• _Aim_
Below are the records; locate each line with the word "your" and copy it.

• _Listed entries_
════

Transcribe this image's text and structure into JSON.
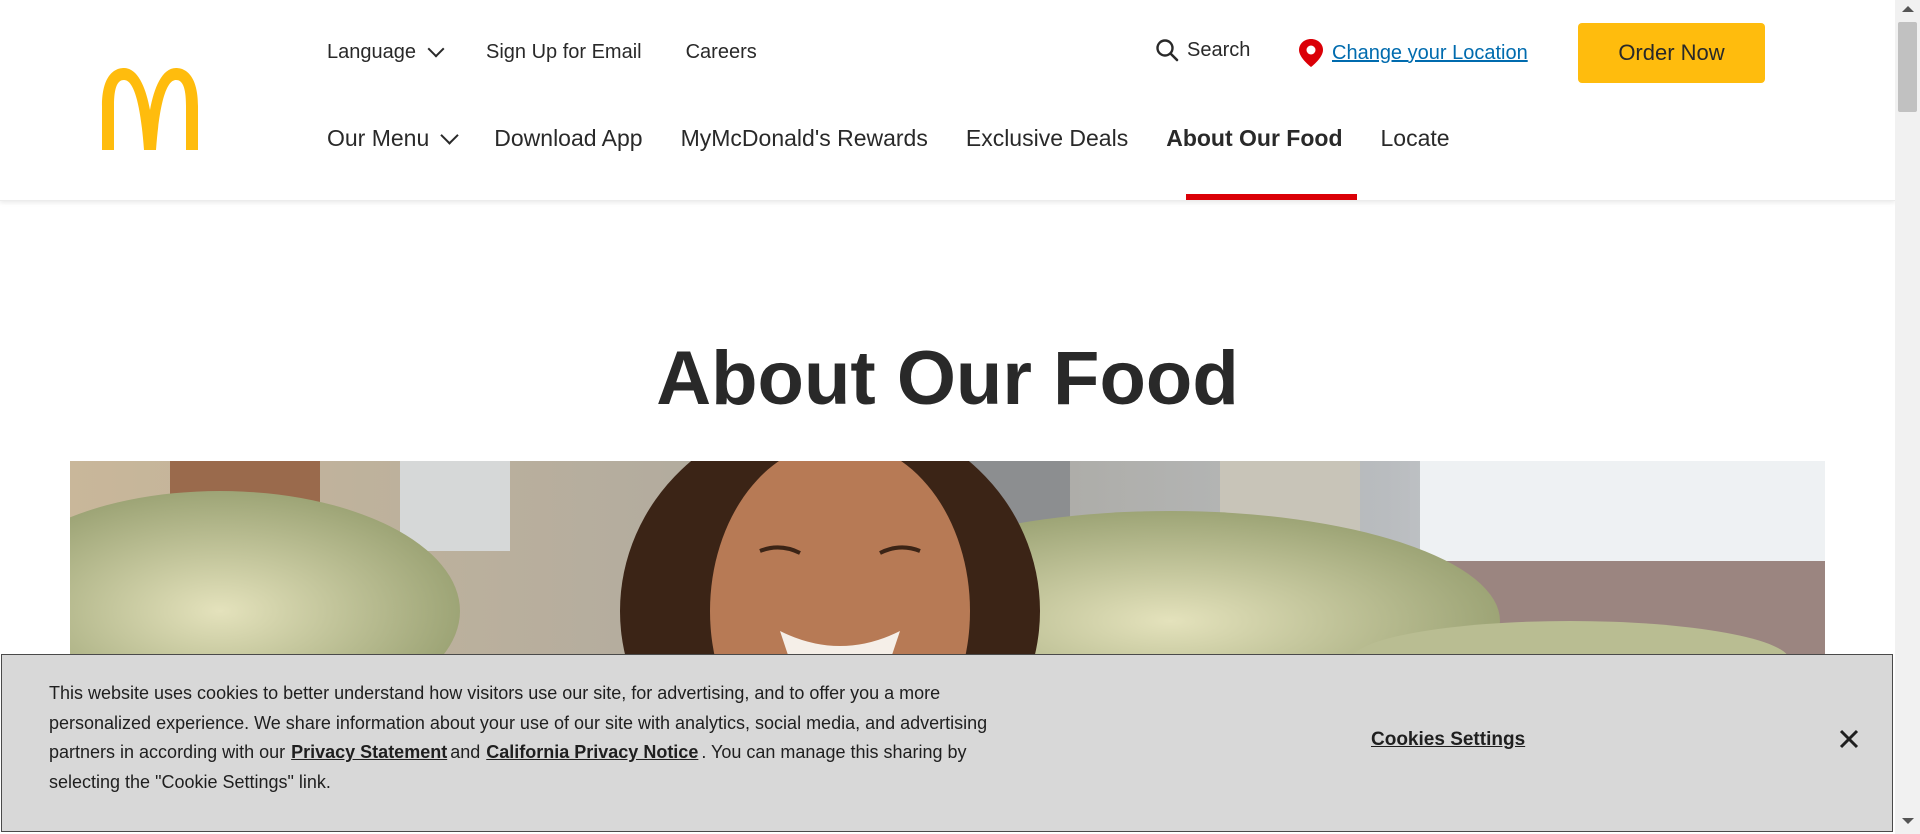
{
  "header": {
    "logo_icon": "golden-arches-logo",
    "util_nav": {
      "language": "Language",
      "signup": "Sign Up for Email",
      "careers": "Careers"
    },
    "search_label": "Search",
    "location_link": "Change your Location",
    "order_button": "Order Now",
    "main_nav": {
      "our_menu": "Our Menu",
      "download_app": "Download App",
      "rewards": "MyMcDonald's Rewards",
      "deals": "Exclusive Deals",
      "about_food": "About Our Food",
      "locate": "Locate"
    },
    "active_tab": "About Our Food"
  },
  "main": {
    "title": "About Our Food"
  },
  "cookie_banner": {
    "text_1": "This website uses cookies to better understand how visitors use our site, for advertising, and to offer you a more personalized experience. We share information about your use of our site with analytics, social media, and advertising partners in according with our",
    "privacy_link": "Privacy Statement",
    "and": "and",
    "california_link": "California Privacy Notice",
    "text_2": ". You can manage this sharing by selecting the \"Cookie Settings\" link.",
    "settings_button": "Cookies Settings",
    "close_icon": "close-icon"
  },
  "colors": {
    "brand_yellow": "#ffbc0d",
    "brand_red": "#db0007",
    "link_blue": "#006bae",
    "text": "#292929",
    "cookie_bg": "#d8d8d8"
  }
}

════

• _Output of the task_
    "location_link": "Change your Location",
    "text_1": "This website uses cookies to better understand how visitors use our site, for advertising, and to offer you a more personalized experience. We share information about your use of our site with analytics, social media, and advertising partners in according with our",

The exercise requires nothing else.